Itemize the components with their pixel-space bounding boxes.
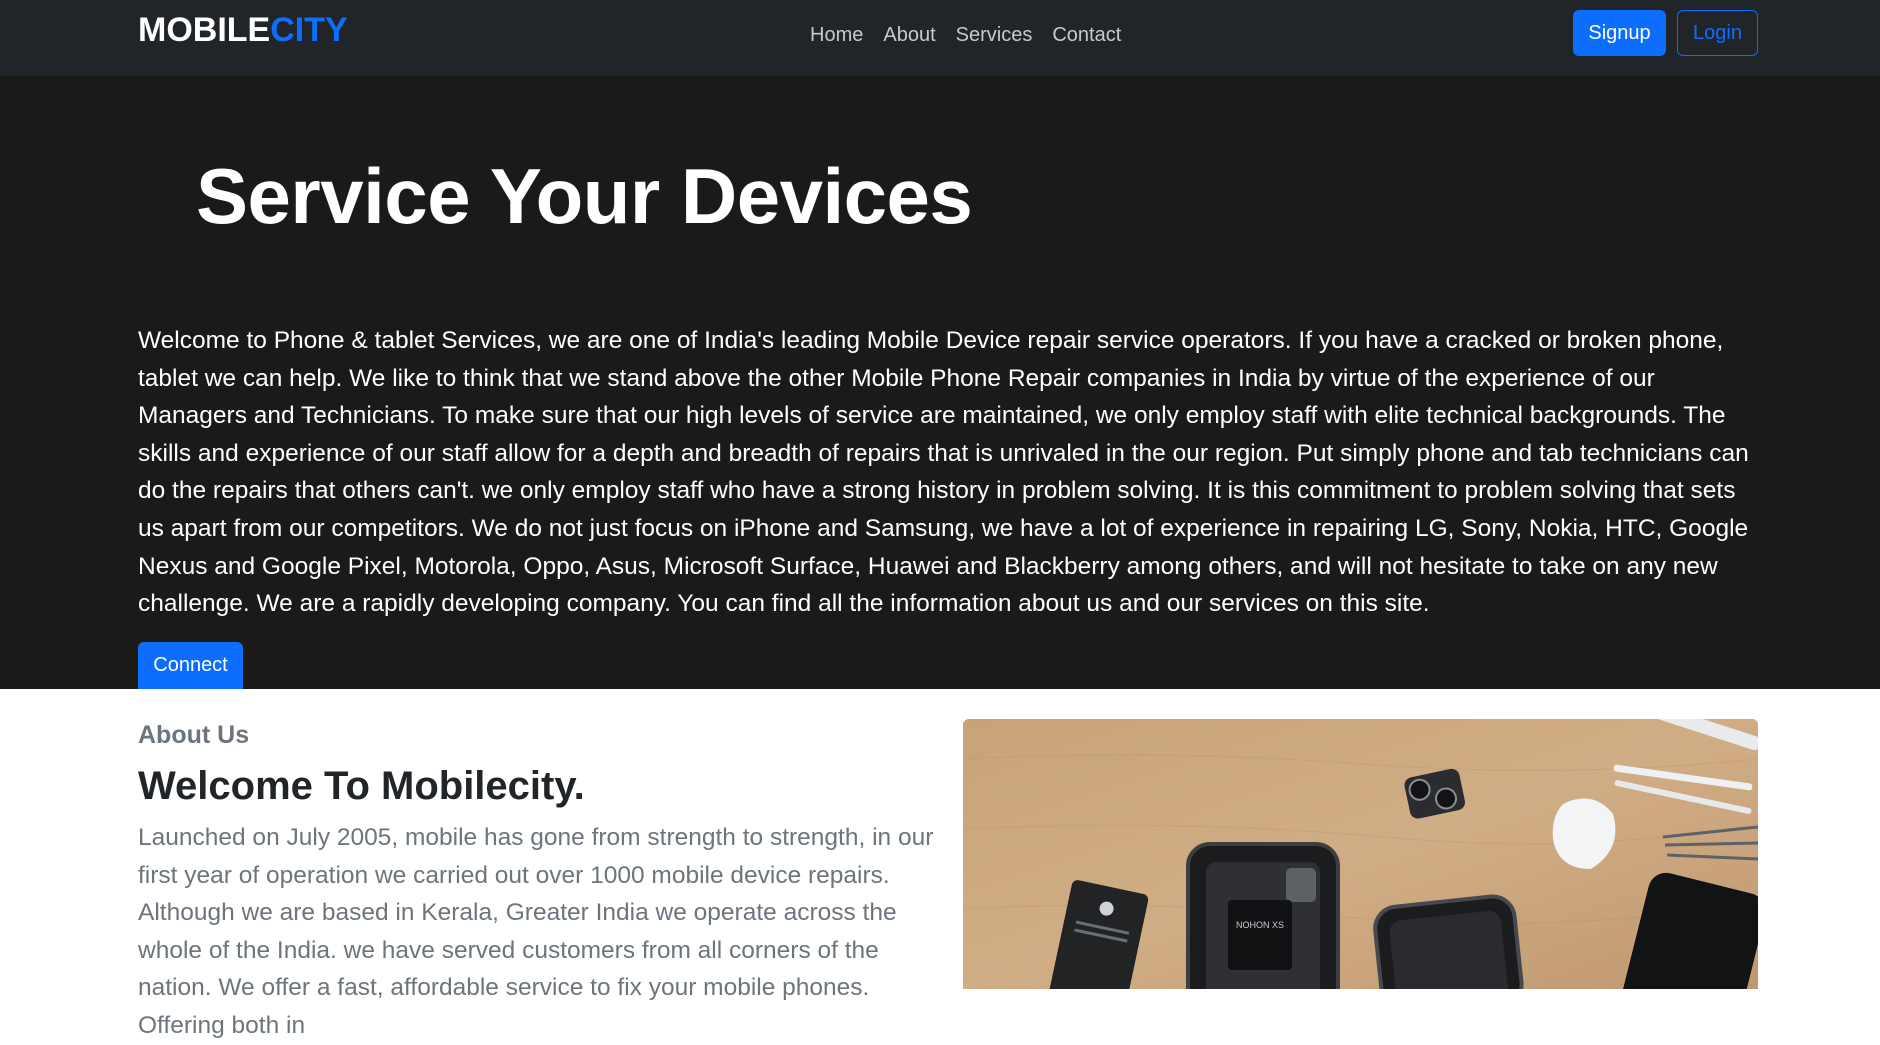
nav-link-about[interactable]: About <box>873 16 945 54</box>
brand-logo[interactable]: MOBILECITY <box>138 10 348 50</box>
signup-button[interactable]: Signup <box>1573 10 1666 56</box>
about-title: Welcome To Mobilecity. <box>138 764 585 808</box>
about-section: About Us Welcome To Mobilecity. Launched… <box>0 689 1880 1039</box>
top-navbar: MOBILECITY Home About Services Contact S… <box>0 0 1880 76</box>
repair-tools-image: NOHON XS <box>963 719 1758 989</box>
hero-section: Service Your Devices Welcome to Phone & … <box>0 76 1880 689</box>
brand-main: MOBILE <box>138 11 271 49</box>
about-paragraph: Launched on July 2005, mobile has gone f… <box>138 824 934 1039</box>
about-eyebrow: About Us <box>138 721 250 749</box>
nav-links: Home About Services Contact <box>800 16 1131 54</box>
nav-link-home[interactable]: Home <box>800 16 873 54</box>
nav-link-services[interactable]: Services <box>946 16 1043 54</box>
hero-paragraph: Welcome to Phone & tablet Services, we a… <box>138 327 1749 618</box>
repair-tools-illustration: NOHON XS <box>963 719 1758 989</box>
nav-link-contact[interactable]: Contact <box>1042 16 1131 54</box>
hero-title: Service Your Devices <box>196 152 973 240</box>
brand-accent: CITY <box>270 11 348 49</box>
login-button[interactable]: Login <box>1677 10 1758 56</box>
connect-button[interactable]: Connect <box>138 642 243 689</box>
battery-label: NOHON XS <box>1236 920 1284 930</box>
######
- **Task requirements**
Swap every "NOHON XS" for "REPAIR KIT" in the records, from the line with "nav-link-about[interactable]: About <box>873" up to and including the line with "nav-link-contact[interactable]: Contact <box>1042". Return only those lines, otherwise unchanged.

- **The result**
nav-link-about[interactable]: About <box>873 16 945 54</box>
brand-logo[interactable]: MOBILECITY <box>138 10 348 50</box>
signup-button[interactable]: Signup <box>1573 10 1666 56</box>
about-title: Welcome To Mobilecity. <box>138 764 585 808</box>
about-section: About Us Welcome To Mobilecity. Launched… <box>0 689 1880 1039</box>
top-navbar: MOBILECITY Home About Services Contact S… <box>0 0 1880 76</box>
repair-tools-image: REPAIR KIT <box>963 719 1758 989</box>
hero-section: Service Your Devices Welcome to Phone & … <box>0 76 1880 689</box>
brand-main: MOBILE <box>138 11 271 49</box>
about-paragraph: Launched on July 2005, mobile has gone f… <box>138 824 934 1039</box>
about-eyebrow: About Us <box>138 721 250 749</box>
nav-links: Home About Services Contact <box>800 16 1131 54</box>
nav-link-home[interactable]: Home <box>800 16 873 54</box>
nav-link-services[interactable]: Services <box>946 16 1043 54</box>
hero-paragraph: Welcome to Phone & tablet Services, we a… <box>138 327 1749 618</box>
repair-tools-illustration: REPAIR KIT <box>963 719 1758 989</box>
nav-link-contact[interactable]: Contact <box>1042 16 1131 54</box>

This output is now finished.